-------- Given information

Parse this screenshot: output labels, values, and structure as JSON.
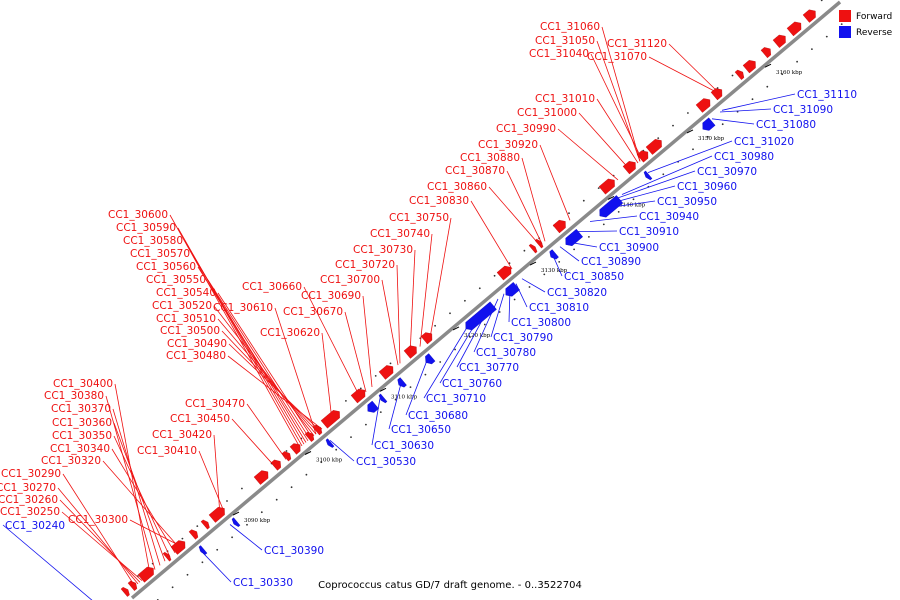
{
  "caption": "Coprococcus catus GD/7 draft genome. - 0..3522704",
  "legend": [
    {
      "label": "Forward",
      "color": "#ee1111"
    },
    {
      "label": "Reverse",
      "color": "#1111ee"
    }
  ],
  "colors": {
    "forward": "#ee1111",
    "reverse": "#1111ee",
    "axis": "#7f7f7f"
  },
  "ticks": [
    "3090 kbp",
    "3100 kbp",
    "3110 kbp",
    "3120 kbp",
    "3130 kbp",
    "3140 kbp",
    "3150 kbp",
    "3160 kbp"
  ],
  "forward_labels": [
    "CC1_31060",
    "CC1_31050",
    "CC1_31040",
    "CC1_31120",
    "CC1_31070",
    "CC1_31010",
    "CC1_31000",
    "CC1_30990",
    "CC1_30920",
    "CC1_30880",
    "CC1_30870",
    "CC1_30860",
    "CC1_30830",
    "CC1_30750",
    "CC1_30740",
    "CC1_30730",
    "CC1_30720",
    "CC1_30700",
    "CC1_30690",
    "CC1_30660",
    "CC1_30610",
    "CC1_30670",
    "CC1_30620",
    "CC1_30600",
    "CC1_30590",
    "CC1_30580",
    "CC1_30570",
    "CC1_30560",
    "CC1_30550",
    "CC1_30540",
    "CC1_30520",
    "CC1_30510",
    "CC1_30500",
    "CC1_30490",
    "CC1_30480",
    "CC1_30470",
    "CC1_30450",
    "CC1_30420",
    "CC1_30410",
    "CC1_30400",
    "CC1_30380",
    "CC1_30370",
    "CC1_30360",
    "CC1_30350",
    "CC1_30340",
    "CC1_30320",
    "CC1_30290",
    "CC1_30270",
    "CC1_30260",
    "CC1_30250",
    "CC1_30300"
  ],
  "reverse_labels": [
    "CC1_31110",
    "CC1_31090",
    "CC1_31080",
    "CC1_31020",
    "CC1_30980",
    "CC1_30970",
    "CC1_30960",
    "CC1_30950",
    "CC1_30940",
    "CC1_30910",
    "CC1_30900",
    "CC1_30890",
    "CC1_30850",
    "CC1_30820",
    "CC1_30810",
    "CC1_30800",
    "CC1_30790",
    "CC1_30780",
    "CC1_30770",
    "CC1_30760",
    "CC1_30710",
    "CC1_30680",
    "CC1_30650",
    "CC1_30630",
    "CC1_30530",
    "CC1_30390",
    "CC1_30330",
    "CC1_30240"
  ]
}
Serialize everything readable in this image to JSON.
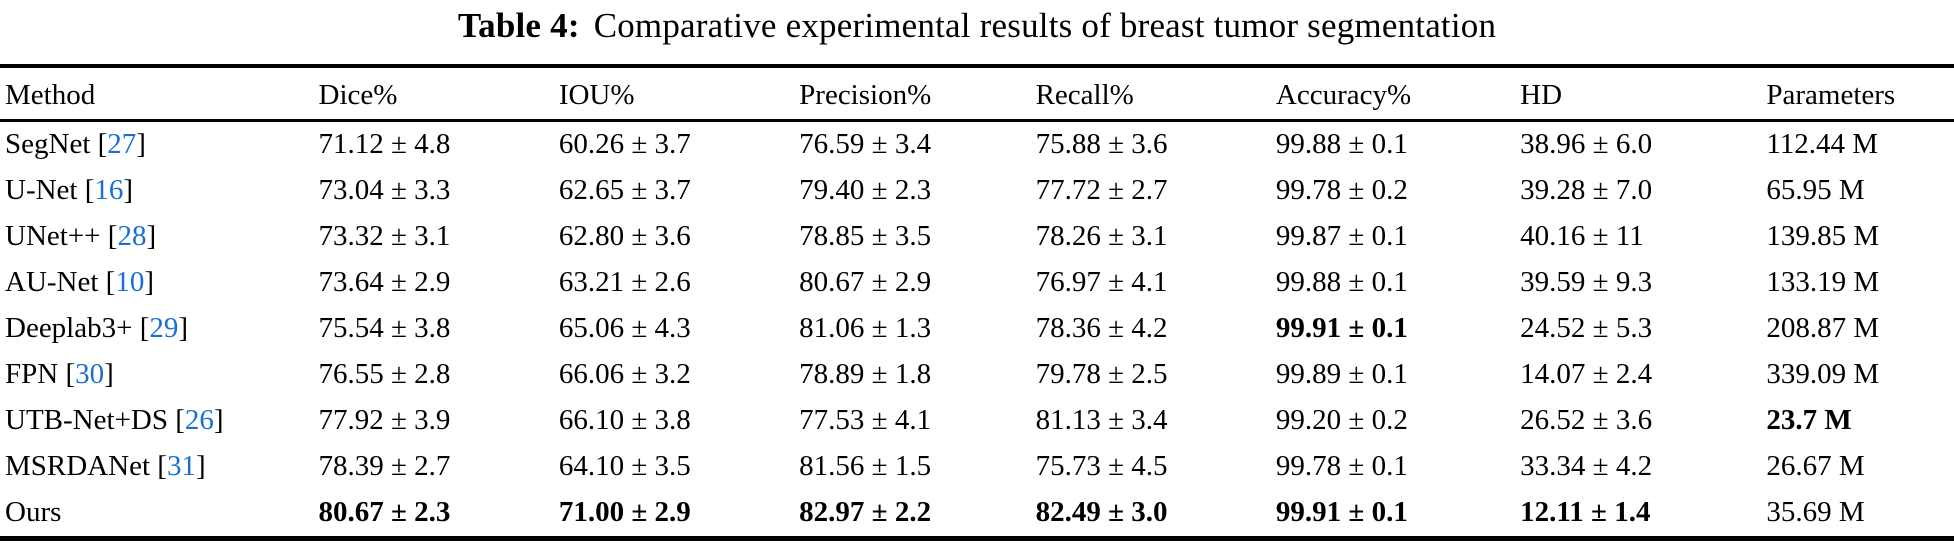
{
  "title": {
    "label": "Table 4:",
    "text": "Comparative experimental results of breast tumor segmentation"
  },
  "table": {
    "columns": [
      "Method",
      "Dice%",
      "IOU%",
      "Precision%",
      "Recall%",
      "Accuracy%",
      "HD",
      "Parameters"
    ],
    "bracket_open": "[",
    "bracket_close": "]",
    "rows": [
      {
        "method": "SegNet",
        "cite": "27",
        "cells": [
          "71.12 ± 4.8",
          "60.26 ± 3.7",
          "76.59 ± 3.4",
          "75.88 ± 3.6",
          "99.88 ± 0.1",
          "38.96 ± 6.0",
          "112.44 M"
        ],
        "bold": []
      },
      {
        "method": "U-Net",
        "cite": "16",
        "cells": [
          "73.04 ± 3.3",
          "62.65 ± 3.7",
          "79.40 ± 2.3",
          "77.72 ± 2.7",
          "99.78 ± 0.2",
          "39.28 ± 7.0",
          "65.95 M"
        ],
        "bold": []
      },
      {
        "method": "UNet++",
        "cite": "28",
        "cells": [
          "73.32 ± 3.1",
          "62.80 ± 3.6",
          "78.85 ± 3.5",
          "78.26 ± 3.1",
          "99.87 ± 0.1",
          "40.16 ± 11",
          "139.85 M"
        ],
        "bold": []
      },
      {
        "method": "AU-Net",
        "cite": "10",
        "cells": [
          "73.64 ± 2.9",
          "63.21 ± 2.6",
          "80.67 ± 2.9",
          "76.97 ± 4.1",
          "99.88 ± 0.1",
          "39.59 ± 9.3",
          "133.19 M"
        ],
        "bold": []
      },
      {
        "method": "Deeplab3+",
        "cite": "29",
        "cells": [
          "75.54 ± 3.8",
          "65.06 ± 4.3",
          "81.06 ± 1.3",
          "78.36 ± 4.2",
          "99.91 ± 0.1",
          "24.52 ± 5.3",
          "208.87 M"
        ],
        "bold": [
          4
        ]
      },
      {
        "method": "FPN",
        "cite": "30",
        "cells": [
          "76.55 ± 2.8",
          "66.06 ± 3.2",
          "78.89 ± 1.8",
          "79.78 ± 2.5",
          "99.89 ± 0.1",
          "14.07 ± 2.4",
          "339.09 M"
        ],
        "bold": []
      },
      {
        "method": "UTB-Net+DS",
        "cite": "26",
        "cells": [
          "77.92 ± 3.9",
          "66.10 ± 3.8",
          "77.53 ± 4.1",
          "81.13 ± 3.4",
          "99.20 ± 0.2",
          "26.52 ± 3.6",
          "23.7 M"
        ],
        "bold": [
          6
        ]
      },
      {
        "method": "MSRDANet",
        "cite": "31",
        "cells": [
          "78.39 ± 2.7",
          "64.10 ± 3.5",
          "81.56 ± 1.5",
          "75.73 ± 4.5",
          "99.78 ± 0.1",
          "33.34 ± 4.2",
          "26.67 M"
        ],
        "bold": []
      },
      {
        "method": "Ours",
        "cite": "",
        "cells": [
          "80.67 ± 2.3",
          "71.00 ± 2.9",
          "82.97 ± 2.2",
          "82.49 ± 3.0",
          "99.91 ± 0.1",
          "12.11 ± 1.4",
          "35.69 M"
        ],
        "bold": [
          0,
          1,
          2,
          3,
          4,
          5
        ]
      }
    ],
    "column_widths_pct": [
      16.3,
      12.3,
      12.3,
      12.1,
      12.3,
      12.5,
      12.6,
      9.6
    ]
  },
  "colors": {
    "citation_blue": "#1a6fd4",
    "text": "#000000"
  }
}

----------------

__Required work__.
Look through the entries above, and wherever a line holds the word "JSON", copy it.

__Answer to the exercise__.
Parse this screenshot: output labels, values, and structure as JSON.
Serialize everything readable in this image to JSON.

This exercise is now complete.